▶ _LISTED RECORDS_:
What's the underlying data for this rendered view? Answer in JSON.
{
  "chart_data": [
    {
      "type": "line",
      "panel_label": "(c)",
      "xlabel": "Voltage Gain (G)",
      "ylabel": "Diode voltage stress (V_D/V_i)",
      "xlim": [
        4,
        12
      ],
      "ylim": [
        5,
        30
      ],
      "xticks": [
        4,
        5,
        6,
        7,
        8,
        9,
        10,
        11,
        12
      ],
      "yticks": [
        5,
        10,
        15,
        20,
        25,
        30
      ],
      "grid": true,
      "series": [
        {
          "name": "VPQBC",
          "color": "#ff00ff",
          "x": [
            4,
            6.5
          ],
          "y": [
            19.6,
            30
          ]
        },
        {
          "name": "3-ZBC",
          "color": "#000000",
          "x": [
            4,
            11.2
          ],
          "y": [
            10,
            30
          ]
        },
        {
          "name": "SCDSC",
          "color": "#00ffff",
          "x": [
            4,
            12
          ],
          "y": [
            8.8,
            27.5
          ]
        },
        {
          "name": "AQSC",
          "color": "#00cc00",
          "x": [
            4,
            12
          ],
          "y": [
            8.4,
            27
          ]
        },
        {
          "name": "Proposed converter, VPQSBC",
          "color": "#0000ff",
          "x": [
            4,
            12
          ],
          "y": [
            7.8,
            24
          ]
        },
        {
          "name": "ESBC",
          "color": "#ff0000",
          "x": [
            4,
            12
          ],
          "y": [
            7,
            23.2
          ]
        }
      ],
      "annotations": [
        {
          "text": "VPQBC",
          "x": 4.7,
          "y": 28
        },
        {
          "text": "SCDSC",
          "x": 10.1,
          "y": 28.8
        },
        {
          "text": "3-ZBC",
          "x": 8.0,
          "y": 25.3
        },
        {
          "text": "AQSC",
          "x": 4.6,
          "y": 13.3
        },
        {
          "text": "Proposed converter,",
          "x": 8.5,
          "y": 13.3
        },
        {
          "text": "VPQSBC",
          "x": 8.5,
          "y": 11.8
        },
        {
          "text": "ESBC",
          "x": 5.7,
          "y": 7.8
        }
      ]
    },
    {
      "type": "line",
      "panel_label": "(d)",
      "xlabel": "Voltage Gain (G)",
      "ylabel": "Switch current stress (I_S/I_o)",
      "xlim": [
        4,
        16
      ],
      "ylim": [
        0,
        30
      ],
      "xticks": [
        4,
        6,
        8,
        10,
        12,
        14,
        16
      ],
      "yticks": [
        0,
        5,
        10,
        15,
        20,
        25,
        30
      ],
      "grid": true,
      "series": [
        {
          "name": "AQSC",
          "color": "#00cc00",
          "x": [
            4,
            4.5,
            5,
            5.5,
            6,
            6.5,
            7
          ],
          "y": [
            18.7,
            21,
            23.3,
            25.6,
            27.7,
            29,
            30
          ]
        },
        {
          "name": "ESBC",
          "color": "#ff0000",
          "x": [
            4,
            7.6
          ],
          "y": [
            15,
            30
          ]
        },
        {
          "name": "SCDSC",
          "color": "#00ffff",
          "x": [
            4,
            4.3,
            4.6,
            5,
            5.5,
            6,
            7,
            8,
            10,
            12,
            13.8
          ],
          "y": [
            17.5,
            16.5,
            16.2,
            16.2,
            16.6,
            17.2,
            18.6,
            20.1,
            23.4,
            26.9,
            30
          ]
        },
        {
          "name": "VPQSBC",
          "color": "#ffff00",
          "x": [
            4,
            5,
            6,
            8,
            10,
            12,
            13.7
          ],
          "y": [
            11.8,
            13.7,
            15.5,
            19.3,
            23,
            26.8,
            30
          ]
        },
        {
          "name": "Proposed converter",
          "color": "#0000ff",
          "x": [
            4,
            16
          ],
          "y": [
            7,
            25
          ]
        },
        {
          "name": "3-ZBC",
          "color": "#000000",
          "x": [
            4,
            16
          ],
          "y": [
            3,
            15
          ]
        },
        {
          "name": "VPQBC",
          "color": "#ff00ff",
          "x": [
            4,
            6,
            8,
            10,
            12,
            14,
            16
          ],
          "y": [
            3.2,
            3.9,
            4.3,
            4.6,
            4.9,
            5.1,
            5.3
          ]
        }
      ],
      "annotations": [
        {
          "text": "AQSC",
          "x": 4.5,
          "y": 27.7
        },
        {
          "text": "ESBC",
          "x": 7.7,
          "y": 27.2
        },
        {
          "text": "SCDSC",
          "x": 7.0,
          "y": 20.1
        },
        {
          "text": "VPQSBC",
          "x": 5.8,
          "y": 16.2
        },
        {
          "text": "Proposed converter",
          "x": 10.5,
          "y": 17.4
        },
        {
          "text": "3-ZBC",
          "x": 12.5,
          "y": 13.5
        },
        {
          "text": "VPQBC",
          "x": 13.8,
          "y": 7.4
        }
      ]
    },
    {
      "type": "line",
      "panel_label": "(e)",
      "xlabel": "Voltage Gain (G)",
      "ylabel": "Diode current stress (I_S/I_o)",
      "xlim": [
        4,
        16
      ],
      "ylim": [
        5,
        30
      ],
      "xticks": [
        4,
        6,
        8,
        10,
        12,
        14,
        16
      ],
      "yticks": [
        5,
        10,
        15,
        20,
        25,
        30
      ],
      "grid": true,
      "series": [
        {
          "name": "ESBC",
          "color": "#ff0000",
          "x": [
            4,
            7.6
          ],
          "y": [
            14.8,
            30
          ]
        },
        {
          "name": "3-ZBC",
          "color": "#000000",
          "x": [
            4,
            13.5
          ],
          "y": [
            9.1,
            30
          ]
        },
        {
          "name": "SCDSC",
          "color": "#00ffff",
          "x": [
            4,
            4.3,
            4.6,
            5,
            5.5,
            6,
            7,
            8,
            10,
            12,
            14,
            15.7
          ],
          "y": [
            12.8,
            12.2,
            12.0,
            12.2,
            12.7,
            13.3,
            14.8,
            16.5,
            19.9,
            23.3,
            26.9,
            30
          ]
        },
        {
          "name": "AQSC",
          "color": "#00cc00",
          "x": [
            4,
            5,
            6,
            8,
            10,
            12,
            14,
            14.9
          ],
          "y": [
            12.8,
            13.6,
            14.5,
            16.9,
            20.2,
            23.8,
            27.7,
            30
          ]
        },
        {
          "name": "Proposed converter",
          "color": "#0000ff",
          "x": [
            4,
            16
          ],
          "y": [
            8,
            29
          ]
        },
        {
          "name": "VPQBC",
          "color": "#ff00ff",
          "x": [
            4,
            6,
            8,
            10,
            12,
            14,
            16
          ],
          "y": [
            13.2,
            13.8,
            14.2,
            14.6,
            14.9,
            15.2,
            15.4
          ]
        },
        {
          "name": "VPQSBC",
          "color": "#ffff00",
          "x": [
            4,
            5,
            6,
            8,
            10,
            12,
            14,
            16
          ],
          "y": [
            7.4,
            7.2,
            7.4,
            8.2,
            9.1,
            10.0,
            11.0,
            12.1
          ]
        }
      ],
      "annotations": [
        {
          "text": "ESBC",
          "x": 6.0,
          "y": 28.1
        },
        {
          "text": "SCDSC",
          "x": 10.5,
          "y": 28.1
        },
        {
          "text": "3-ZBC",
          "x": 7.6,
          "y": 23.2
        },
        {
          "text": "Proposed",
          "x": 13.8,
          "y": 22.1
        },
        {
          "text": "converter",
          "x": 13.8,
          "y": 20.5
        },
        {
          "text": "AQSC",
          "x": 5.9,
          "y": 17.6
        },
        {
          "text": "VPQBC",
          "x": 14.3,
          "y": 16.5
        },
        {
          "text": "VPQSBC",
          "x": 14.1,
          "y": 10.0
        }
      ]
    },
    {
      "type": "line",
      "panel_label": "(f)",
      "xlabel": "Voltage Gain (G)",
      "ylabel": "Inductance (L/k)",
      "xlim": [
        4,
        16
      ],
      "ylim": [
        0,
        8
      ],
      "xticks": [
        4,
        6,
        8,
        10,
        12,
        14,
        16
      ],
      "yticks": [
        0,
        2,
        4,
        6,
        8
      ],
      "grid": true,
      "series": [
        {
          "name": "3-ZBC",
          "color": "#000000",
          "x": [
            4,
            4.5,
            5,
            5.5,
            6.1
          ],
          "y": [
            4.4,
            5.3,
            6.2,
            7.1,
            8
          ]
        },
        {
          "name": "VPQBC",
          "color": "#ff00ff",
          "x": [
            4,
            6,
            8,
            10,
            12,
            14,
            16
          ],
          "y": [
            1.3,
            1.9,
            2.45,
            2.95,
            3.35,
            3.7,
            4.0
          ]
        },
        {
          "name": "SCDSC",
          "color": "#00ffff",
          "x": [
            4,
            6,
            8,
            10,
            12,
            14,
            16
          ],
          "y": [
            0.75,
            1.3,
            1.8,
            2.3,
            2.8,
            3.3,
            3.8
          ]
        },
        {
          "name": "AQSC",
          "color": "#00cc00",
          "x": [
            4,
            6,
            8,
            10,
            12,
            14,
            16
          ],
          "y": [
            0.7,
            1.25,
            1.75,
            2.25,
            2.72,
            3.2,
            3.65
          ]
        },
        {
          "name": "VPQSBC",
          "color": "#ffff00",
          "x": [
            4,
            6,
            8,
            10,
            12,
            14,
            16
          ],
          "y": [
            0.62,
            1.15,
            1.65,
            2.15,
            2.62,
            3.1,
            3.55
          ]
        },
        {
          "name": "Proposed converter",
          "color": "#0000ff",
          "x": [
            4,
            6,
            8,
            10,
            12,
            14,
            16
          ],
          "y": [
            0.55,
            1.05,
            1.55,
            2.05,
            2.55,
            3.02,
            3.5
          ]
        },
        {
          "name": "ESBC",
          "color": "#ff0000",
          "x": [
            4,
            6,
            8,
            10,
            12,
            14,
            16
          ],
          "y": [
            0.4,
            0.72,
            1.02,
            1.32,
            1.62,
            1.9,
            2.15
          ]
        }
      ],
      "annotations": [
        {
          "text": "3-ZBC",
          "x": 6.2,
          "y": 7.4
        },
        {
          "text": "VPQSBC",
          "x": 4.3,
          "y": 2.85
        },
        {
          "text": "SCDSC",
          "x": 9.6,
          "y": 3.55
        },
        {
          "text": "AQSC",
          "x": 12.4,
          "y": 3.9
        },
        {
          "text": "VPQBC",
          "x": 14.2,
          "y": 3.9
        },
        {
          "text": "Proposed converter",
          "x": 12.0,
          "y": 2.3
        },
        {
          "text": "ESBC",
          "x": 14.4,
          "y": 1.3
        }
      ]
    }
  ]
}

▶ _PROBLEM STATEMENT_:
Look through the entries and return every line where "ylabel" appears.

▶ _RESPONSE TO THE EXERCISE_:
      "ylabel": "Diode voltage stress (V_D/V_i)",
      "ylabel": "Switch current stress (I_S/I_o)",
      "ylabel": "Diode current stress (I_S/I_o)",
      "ylabel": "Inductance (L/k)",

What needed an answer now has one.